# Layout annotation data
(begin)

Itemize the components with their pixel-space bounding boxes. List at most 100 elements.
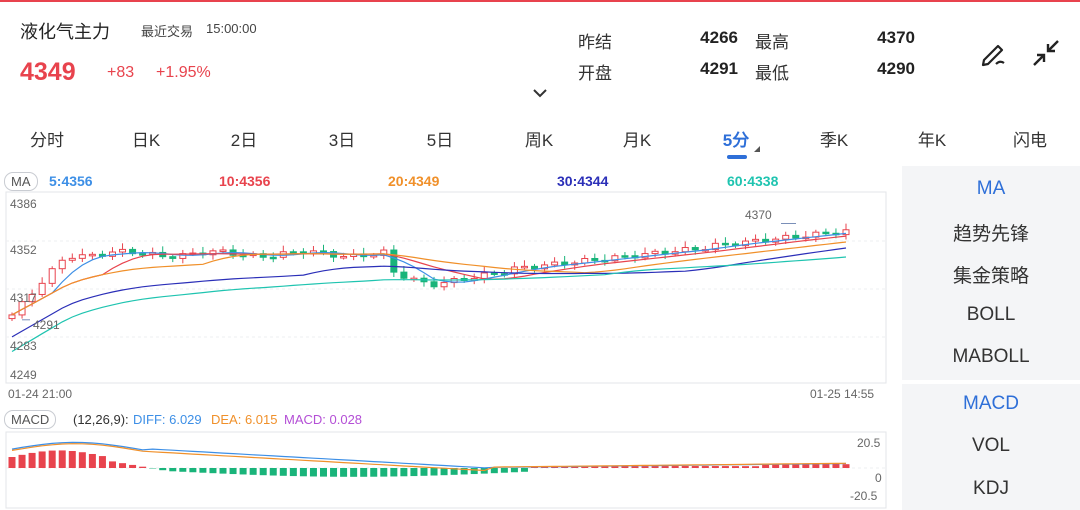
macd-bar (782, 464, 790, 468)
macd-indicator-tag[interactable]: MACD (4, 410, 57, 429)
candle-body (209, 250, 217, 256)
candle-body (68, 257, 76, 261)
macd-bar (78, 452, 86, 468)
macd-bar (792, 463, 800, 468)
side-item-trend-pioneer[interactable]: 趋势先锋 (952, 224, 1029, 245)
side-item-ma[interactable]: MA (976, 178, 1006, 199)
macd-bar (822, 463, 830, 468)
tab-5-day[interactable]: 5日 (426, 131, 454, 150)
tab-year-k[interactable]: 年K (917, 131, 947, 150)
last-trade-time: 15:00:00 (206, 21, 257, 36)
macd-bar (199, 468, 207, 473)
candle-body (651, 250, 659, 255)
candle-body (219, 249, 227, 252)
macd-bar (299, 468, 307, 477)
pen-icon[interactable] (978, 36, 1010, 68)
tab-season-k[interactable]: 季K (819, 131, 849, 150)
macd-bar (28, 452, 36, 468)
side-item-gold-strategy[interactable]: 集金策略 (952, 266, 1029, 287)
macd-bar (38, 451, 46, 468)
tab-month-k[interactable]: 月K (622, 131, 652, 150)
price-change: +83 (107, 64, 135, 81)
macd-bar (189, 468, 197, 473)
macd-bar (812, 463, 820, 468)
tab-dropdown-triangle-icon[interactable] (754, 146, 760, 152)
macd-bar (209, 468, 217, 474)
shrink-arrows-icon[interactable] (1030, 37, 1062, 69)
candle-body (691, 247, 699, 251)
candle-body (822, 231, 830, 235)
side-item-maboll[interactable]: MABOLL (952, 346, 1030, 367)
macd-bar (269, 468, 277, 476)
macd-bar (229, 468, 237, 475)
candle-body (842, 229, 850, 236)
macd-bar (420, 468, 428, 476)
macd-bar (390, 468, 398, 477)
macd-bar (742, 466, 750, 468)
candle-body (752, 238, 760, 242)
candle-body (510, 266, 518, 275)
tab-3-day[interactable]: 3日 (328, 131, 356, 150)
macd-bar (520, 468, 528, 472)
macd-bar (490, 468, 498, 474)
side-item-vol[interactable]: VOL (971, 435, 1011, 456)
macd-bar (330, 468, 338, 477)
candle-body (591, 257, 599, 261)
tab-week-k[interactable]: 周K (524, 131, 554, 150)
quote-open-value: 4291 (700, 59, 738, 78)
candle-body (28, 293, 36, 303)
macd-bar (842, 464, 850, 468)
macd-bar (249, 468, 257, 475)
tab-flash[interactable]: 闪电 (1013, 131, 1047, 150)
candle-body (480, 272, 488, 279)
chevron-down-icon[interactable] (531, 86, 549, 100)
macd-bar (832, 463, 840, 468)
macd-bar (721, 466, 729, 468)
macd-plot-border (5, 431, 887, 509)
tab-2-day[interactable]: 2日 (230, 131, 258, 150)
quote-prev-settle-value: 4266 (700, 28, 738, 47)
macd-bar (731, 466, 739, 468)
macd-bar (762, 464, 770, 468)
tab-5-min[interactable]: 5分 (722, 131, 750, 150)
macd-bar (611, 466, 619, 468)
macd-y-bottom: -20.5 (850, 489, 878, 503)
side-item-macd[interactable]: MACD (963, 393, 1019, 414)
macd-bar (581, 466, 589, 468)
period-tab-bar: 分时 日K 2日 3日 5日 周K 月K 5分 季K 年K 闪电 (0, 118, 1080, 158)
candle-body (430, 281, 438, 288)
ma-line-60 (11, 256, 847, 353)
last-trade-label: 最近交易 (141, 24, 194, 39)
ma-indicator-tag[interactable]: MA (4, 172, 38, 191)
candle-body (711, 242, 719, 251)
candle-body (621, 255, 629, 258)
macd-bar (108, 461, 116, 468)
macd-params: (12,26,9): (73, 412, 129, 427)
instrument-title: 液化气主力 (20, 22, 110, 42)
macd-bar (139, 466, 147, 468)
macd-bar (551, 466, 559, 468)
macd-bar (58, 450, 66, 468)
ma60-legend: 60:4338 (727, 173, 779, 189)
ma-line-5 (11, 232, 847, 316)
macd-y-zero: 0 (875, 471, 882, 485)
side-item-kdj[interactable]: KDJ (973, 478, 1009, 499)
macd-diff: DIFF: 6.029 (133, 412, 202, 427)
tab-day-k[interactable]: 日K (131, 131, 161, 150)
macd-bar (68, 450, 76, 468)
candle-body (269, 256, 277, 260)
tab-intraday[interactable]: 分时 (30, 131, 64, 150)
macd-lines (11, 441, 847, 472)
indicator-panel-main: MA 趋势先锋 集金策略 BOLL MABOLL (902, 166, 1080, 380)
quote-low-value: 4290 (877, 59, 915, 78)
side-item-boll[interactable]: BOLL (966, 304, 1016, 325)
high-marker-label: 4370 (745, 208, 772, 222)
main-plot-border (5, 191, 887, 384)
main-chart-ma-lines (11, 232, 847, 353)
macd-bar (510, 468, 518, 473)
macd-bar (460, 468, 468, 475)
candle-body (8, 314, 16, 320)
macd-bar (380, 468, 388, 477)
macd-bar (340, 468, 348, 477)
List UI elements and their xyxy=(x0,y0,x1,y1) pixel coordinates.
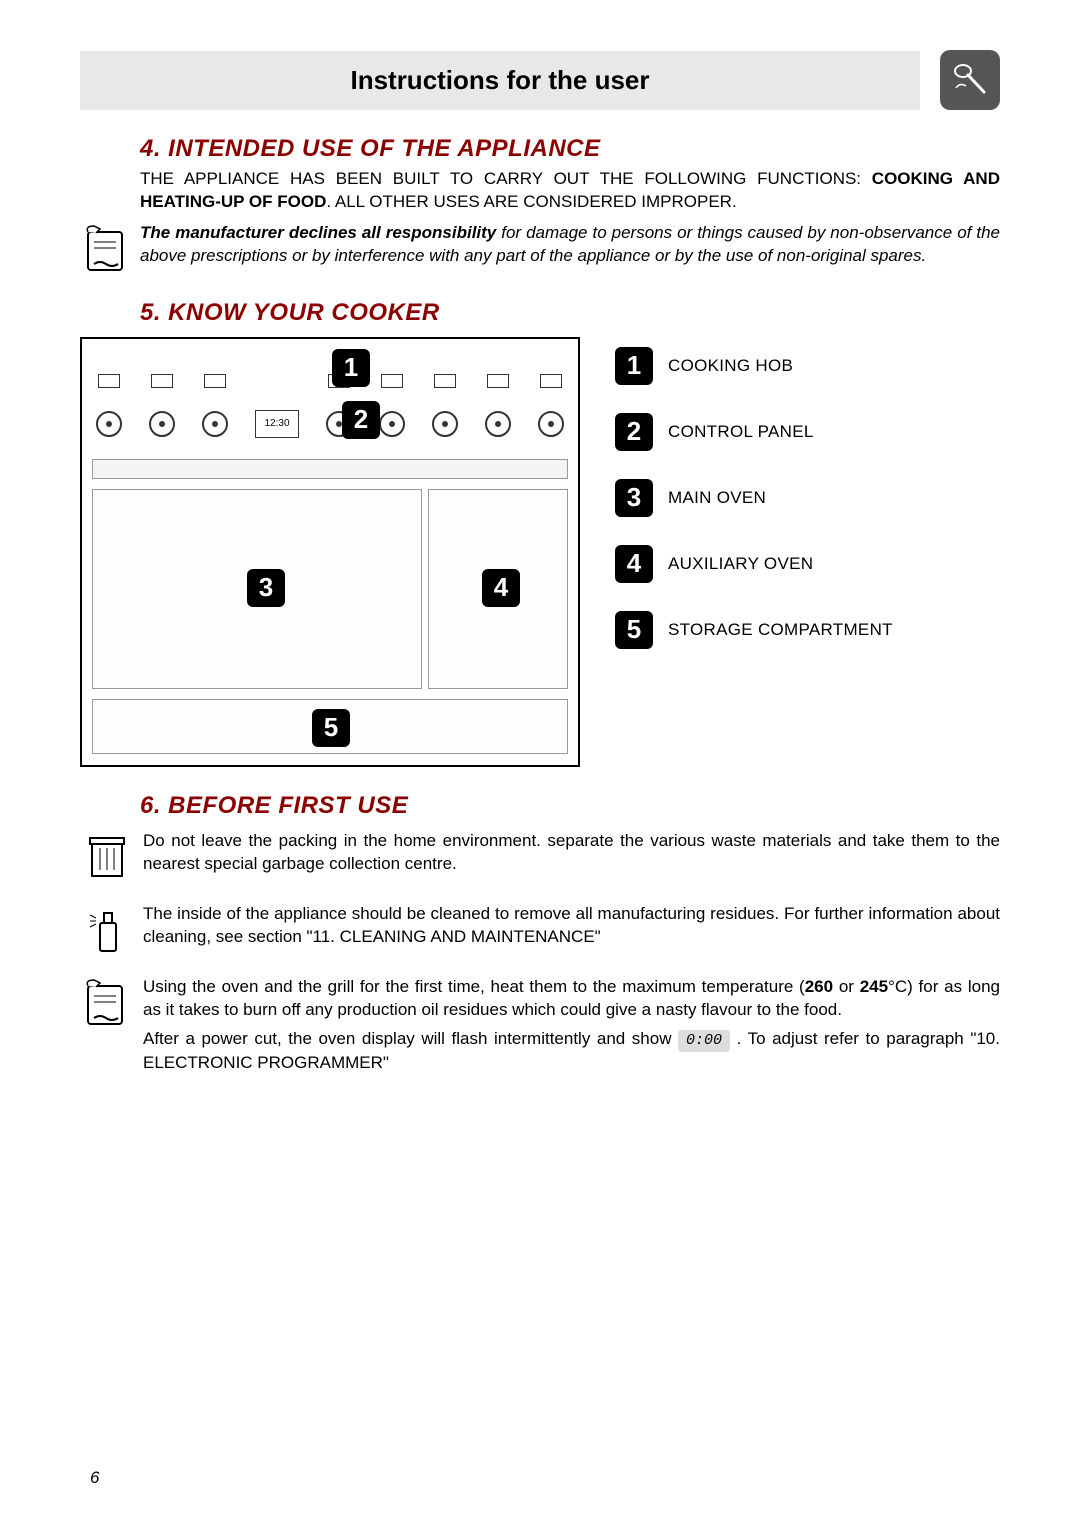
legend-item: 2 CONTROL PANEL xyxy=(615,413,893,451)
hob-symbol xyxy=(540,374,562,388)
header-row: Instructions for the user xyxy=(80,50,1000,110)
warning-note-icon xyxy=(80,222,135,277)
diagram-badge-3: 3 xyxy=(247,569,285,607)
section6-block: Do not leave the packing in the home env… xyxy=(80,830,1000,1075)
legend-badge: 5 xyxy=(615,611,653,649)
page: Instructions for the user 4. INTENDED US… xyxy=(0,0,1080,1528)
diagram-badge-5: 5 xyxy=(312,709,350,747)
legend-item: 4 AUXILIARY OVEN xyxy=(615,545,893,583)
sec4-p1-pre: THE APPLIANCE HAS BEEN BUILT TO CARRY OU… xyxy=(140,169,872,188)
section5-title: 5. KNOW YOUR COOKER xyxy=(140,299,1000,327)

(end)

# What is asked
Retype the lines from the one containing "legend-item: 2 CONTROL" through the one containing "legend-badge: 5 xyxy=(615,611,653,649)", including both, with no changes.

# Solved exercise
legend-item: 2 CONTROL PANEL xyxy=(615,413,893,451)
hob-symbol xyxy=(540,374,562,388)
header-row: Instructions for the user xyxy=(80,50,1000,110)
warning-note-icon xyxy=(80,222,135,277)
diagram-badge-3: 3 xyxy=(247,569,285,607)
section6-block: Do not leave the packing in the home env… xyxy=(80,830,1000,1075)
legend-badge: 5 xyxy=(615,611,653,649)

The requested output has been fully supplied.